MATERIAL TO PROCESS:
————————

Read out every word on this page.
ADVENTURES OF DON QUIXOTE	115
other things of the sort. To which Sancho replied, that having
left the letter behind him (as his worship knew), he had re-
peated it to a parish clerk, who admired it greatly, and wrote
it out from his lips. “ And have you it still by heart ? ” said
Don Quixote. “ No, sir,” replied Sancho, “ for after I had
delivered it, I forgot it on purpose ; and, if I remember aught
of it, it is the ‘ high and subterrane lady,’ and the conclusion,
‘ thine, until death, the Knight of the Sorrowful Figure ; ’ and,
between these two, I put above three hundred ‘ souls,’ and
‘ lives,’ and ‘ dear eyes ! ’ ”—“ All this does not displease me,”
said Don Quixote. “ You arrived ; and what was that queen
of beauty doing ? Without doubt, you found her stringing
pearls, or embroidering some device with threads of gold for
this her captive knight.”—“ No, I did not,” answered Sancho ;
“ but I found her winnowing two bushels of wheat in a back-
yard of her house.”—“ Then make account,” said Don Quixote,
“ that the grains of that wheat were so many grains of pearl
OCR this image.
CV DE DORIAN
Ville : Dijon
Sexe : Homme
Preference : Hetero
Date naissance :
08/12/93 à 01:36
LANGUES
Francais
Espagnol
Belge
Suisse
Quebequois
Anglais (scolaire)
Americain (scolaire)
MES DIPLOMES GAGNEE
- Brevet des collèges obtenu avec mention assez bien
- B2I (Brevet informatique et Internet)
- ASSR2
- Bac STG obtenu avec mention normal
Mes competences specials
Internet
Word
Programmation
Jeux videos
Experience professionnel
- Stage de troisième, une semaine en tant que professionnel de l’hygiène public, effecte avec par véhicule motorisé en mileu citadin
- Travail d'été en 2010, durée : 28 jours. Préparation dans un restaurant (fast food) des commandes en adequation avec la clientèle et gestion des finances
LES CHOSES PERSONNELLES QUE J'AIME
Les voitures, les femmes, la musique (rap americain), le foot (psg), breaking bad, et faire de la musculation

————————

INSTRUCTION:
Locate the word "avec" in the entries, and copy every line where it is found.

ANSWER TO THE EXERCISE:
- Brevet des collèges obtenu avec mention assez bien
- Bac STG obtenu avec mention normal
- Stage de troisième, une semaine en tant que professionnel de l’hygiène public, effecte avec par véhicule motorisé en mileu citadin
- Travail d'été en 2010, durée : 28 jours. Préparation dans un restaurant (fast food) des commandes en adequation avec la clientèle et gestion des finances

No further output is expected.